* SET PROBLEM: Answer with one number: the count of lines in the listing below that hold the word "Income".

* DATA LISTING:
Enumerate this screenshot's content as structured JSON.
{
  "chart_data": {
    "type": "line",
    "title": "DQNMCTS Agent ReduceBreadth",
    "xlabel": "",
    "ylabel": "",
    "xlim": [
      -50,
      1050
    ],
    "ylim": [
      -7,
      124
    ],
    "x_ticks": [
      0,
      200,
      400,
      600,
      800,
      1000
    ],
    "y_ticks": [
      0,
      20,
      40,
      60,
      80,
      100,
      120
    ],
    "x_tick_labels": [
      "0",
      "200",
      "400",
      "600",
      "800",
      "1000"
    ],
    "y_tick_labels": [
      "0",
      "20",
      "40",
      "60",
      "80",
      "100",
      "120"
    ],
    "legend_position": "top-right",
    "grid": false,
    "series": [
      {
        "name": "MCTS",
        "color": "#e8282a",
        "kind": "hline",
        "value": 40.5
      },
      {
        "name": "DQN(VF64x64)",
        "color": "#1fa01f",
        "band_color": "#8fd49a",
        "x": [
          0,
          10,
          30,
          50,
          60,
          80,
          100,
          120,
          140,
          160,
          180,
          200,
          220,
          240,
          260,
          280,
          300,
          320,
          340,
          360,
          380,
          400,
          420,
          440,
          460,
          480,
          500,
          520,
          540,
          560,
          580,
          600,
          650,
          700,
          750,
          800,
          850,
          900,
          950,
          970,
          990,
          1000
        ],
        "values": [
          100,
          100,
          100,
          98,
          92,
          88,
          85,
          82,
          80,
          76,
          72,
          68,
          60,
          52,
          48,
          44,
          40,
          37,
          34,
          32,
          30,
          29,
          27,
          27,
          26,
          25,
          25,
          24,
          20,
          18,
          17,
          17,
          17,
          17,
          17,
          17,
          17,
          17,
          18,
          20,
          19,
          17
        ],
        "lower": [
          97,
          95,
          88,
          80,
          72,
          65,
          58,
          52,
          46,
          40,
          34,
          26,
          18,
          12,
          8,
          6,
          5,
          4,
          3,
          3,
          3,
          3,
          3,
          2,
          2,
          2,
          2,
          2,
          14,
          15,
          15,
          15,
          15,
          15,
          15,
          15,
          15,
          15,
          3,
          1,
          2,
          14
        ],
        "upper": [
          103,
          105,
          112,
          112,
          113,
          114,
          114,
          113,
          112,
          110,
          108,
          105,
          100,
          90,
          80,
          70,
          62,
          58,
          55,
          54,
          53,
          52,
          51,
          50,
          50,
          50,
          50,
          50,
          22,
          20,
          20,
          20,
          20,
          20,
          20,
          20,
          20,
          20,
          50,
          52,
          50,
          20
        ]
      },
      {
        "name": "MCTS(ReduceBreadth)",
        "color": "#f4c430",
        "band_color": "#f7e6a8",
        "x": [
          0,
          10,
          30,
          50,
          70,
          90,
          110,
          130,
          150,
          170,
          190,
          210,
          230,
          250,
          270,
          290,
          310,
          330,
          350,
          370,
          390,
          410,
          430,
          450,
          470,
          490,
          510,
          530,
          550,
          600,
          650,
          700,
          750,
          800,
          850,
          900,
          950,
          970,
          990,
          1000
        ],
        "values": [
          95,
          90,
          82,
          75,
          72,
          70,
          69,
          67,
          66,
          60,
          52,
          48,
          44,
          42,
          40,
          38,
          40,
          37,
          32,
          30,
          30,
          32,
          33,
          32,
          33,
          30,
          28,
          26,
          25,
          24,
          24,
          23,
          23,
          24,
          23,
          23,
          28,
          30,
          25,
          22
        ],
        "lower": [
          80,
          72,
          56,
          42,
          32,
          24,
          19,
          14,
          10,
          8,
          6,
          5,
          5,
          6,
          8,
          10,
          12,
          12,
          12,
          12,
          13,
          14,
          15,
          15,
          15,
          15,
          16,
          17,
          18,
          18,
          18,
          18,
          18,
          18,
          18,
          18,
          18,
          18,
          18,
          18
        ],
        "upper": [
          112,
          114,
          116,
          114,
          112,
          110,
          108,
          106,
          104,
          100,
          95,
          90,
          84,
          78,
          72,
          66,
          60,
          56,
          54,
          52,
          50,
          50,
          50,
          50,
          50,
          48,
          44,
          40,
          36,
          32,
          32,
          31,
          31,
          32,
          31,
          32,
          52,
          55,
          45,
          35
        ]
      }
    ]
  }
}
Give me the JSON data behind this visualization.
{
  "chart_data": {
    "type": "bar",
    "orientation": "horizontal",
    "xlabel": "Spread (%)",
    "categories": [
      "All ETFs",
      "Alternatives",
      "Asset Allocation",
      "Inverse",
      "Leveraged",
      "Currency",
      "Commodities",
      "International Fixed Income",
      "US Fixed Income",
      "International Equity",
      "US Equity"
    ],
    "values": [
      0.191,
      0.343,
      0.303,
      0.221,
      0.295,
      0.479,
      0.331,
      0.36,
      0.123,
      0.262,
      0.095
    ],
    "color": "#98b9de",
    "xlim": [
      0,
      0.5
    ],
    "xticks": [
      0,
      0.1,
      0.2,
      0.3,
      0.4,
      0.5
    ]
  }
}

* COMPLETE OUTPUT: 2